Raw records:
◇ ◇ ◇
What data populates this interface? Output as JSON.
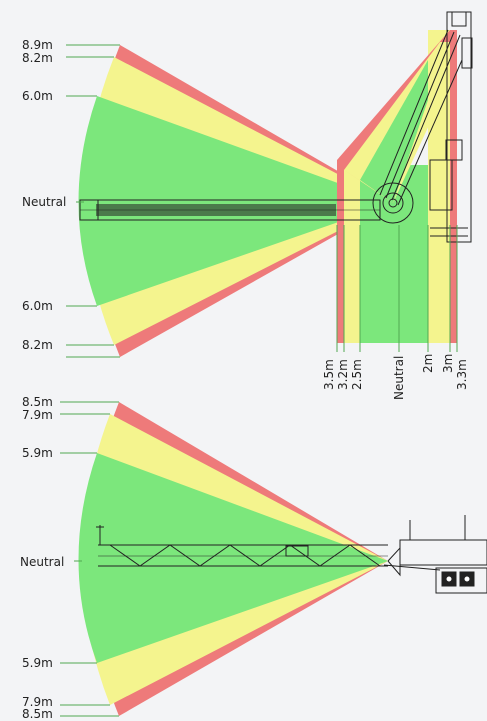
{
  "colors": {
    "background": "#f3f4f6",
    "safe_zone": "#7ce77c",
    "caution_zone": "#f4f48e",
    "danger_zone": "#ee7a7a",
    "leader_line": "#52a852",
    "outline": "#222222"
  },
  "top_diagram": {
    "left_labels": {
      "l_8_9": "8.9m",
      "l_8_2": "8.2m",
      "l_6_0": "6.0m",
      "l_neutral": "Neutral",
      "l_6_0_b": "6.0m",
      "l_8_2_b": "8.2m"
    },
    "bottom_labels": {
      "b_3_5": "3.5m",
      "b_3_2": "3.2m",
      "b_2_5": "2.5m",
      "b_neutral": "Neutral",
      "b_2": "2m",
      "b_3": "3m",
      "b_3_3": "3.3m"
    }
  },
  "bottom_diagram": {
    "left_labels": {
      "l_8_5": "8.5m",
      "l_7_9": "7.9m",
      "l_5_9": "5.9m",
      "l_neutral": "Neutral",
      "l_5_9_b": "5.9m",
      "l_7_9_b": "7.9m",
      "l_8_5_b": "8.5m"
    }
  }
}
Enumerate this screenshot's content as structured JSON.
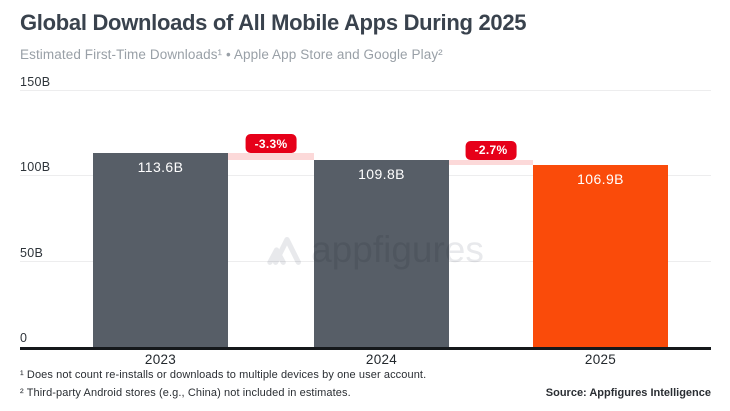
{
  "header": {
    "title": "Global Downloads of All Mobile Apps During 2025",
    "subtitle": "Estimated First-Time Downloads¹ • Apple App Store and Google Play²"
  },
  "chart_data": {
    "type": "bar",
    "title": "Global Downloads of All Mobile Apps During 2025",
    "subtitle": "Estimated First-Time Downloads¹ • Apple App Store and Google Play²",
    "categories": [
      "2023",
      "2024",
      "2025"
    ],
    "values": [
      113.6,
      109.8,
      106.9
    ],
    "value_labels": [
      "113.6B",
      "109.8B",
      "106.9B"
    ],
    "unit": "billions of downloads",
    "ylim": [
      0,
      150
    ],
    "yticks": [
      {
        "label": "150B",
        "value": 150
      },
      {
        "label": "100B",
        "value": 100
      },
      {
        "label": "50B",
        "value": 50
      },
      {
        "label": "0",
        "value": 0
      }
    ],
    "grid": true,
    "change_badges": [
      {
        "label": "-3.3%",
        "between": [
          "2023",
          "2024"
        ]
      },
      {
        "label": "-2.7%",
        "between": [
          "2024",
          "2025"
        ]
      }
    ],
    "bar_colors": [
      "#575E67",
      "#575E67",
      "#FA4B0A"
    ],
    "colors": {
      "bar_default": "#575E67",
      "bar_highlight": "#FA4B0A",
      "badge": "#E60019",
      "decline_band": "#FCD9D9",
      "gridline": "#EDEDEE",
      "baseline": "#15181B",
      "title": "#39424D",
      "subtitle": "#99A0A7"
    }
  },
  "watermark": {
    "text": "appfigures"
  },
  "footnotes": {
    "note1": "¹ Does not count re-installs or downloads to multiple devices by one user account.",
    "note2": "² Third-party Android stores (e.g., China) not included in estimates.",
    "source": "Source: Appfigures Intelligence"
  }
}
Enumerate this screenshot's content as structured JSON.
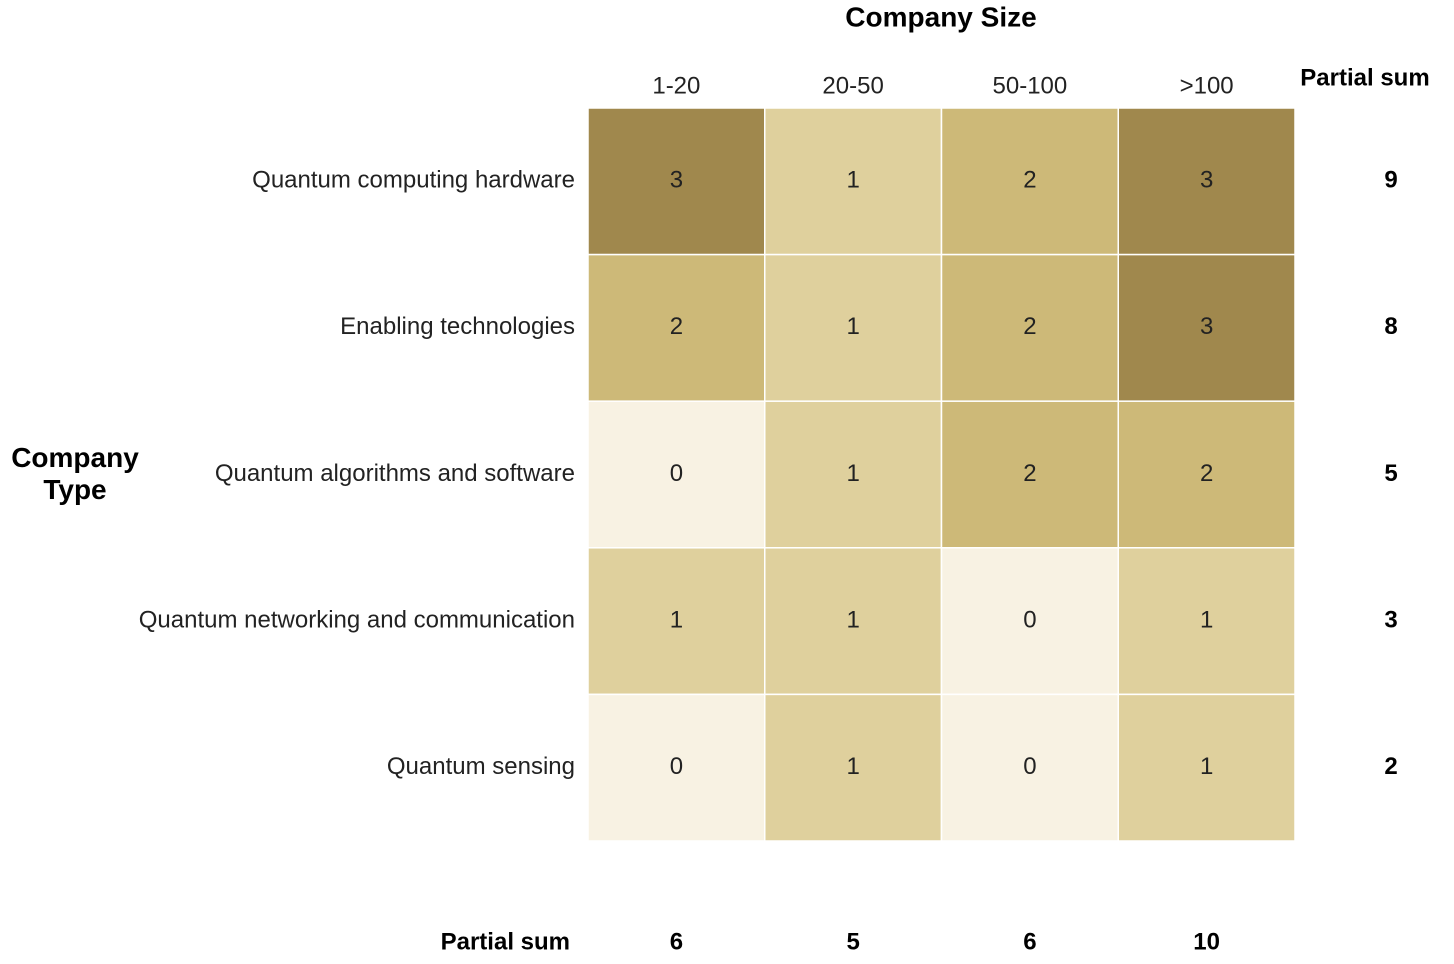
{
  "chart_data": {
    "type": "heatmap",
    "title": "Company Size",
    "y_label": "Company Type",
    "x_categories": [
      "1-20",
      "20-50",
      "50-100",
      ">100"
    ],
    "y_categories": [
      "Quantum computing hardware",
      "Enabling technologies",
      "Quantum algorithms and software",
      "Quantum networking and communication",
      "Quantum sensing"
    ],
    "values": [
      [
        3,
        1,
        2,
        3
      ],
      [
        2,
        1,
        2,
        3
      ],
      [
        0,
        1,
        2,
        2
      ],
      [
        1,
        1,
        0,
        1
      ],
      [
        0,
        1,
        0,
        1
      ]
    ],
    "colors": [
      "#f8f2e3",
      "#dfd09d",
      "#cdb978",
      "#a0884d"
    ],
    "row_sum_label": "Partial sum",
    "row_sums": [
      9,
      8,
      5,
      3,
      2
    ],
    "col_sum_label": "Partial sum",
    "col_sums": [
      6,
      5,
      6,
      10
    ]
  }
}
◇ ◇ ◇
TASK DESCRIPTION: Omit the pictures and output all of the other material exactly.

RESULT:
What data populates this interface? Output as JSON.
{
  "colors": {
    "background": "#f3f4f6",
    "safe_zone": "#7ce77c",
    "caution_zone": "#f4f48e",
    "danger_zone": "#ee7a7a",
    "leader_line": "#52a852",
    "outline": "#222222"
  },
  "top_diagram": {
    "left_labels": {
      "l_8_9": "8.9m",
      "l_8_2": "8.2m",
      "l_6_0": "6.0m",
      "l_neutral": "Neutral",
      "l_6_0_b": "6.0m",
      "l_8_2_b": "8.2m"
    },
    "bottom_labels": {
      "b_3_5": "3.5m",
      "b_3_2": "3.2m",
      "b_2_5": "2.5m",
      "b_neutral": "Neutral",
      "b_2": "2m",
      "b_3": "3m",
      "b_3_3": "3.3m"
    }
  },
  "bottom_diagram": {
    "left_labels": {
      "l_8_5": "8.5m",
      "l_7_9": "7.9m",
      "l_5_9": "5.9m",
      "l_neutral": "Neutral",
      "l_5_9_b": "5.9m",
      "l_7_9_b": "7.9m",
      "l_8_5_b": "8.5m"
    }
  }
}
Enumerate this screenshot's content as structured JSON.
{
  "header": {
    "title": "Global Downloads of All Mobile Apps During 2025",
    "subtitle": "Estimated First-Time Downloads¹ • Apple App Store and Google Play²"
  },
  "chart_data": {
    "type": "bar",
    "title": "Global Downloads of All Mobile Apps During 2025",
    "subtitle": "Estimated First-Time Downloads¹ • Apple App Store and Google Play²",
    "categories": [
      "2023",
      "2024",
      "2025"
    ],
    "values": [
      113.6,
      109.8,
      106.9
    ],
    "value_labels": [
      "113.6B",
      "109.8B",
      "106.9B"
    ],
    "unit": "billions of downloads",
    "ylim": [
      0,
      150
    ],
    "yticks": [
      {
        "label": "150B",
        "value": 150
      },
      {
        "label": "100B",
        "value": 100
      },
      {
        "label": "50B",
        "value": 50
      },
      {
        "label": "0",
        "value": 0
      }
    ],
    "grid": true,
    "change_badges": [
      {
        "label": "-3.3%",
        "between": [
          "2023",
          "2024"
        ]
      },
      {
        "label": "-2.7%",
        "between": [
          "2024",
          "2025"
        ]
      }
    ],
    "bar_colors": [
      "#575E67",
      "#575E67",
      "#FA4B0A"
    ],
    "colors": {
      "bar_default": "#575E67",
      "bar_highlight": "#FA4B0A",
      "badge": "#E60019",
      "decline_band": "#FCD9D9",
      "gridline": "#EDEDEE",
      "baseline": "#15181B",
      "title": "#39424D",
      "subtitle": "#99A0A7"
    }
  },
  "watermark": {
    "text": "appfigures"
  },
  "footnotes": {
    "note1": "¹ Does not count re-installs or downloads to multiple devices by one user account.",
    "note2": "² Third-party Android stores (e.g., China) not included in estimates.",
    "source": "Source: Appfigures Intelligence"
  }
}
Enumerate this screenshot's content as structured JSON.
{
  "chart_data": {
    "type": "heatmap",
    "title": "Company Size",
    "y_label": "Company Type",
    "x_categories": [
      "1-20",
      "20-50",
      "50-100",
      ">100"
    ],
    "y_categories": [
      "Quantum computing hardware",
      "Enabling technologies",
      "Quantum algorithms and software",
      "Quantum networking and communication",
      "Quantum sensing"
    ],
    "values": [
      [
        3,
        1,
        2,
        3
      ],
      [
        2,
        1,
        2,
        3
      ],
      [
        0,
        1,
        2,
        2
      ],
      [
        1,
        1,
        0,
        1
      ],
      [
        0,
        1,
        0,
        1
      ]
    ],
    "colors": [
      "#f8f2e3",
      "#dfd09d",
      "#cdb978",
      "#a0884d"
    ],
    "row_sum_label": "Partial sum",
    "row_sums": [
      9,
      8,
      5,
      3,
      2
    ],
    "col_sum_label": "Partial sum",
    "col_sums": [
      6,
      5,
      6,
      10
    ]
  }
}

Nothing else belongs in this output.